Stored data entries
______

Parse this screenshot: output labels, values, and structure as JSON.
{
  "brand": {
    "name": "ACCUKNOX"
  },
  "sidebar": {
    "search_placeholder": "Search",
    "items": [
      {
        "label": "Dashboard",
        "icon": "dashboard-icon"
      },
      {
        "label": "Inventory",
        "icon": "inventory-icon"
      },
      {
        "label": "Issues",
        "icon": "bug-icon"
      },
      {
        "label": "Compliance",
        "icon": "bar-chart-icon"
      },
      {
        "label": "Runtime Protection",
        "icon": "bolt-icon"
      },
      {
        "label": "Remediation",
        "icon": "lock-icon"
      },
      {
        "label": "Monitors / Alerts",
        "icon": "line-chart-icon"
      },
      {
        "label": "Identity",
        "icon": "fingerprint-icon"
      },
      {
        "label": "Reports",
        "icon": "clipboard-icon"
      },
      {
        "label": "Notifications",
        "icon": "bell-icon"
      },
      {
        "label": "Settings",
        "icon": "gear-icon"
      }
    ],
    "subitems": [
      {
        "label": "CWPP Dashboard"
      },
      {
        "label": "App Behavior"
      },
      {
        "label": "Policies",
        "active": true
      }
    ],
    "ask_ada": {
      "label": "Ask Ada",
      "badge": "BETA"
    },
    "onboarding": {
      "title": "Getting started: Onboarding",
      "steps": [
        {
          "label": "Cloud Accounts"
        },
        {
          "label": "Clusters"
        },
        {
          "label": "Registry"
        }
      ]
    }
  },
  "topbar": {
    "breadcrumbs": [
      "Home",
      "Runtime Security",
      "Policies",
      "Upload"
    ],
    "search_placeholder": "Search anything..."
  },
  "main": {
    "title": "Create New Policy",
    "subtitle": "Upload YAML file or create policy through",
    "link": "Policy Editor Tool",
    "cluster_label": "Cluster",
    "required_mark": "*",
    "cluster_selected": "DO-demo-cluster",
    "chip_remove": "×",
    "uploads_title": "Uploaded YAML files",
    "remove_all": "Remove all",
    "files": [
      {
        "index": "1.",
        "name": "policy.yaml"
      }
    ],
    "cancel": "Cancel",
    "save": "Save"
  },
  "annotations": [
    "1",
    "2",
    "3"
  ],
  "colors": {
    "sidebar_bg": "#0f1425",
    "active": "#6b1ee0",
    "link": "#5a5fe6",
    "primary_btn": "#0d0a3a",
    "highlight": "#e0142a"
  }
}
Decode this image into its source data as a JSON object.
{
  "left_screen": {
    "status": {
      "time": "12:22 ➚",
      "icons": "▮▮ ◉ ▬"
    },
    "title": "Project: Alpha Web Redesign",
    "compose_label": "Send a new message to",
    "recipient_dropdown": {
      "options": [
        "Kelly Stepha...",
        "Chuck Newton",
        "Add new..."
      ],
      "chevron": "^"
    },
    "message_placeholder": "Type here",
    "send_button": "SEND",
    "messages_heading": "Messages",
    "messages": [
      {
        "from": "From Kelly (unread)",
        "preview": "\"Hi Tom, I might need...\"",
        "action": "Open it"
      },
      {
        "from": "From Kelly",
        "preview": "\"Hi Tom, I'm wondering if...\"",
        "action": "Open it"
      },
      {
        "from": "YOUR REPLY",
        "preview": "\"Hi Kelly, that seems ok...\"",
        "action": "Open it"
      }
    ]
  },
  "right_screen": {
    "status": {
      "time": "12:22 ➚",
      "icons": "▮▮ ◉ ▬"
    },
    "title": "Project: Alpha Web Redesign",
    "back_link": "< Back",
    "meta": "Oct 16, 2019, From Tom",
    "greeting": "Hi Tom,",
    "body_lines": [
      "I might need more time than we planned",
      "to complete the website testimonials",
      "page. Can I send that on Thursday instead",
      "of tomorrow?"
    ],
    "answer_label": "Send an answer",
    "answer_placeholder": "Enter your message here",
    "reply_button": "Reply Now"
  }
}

______

Find the word "that" and list each line it appears in.

        "preview": "\"Hi Kelly, that seems ok...\"",
      "page. Can I send that on Thursday instead",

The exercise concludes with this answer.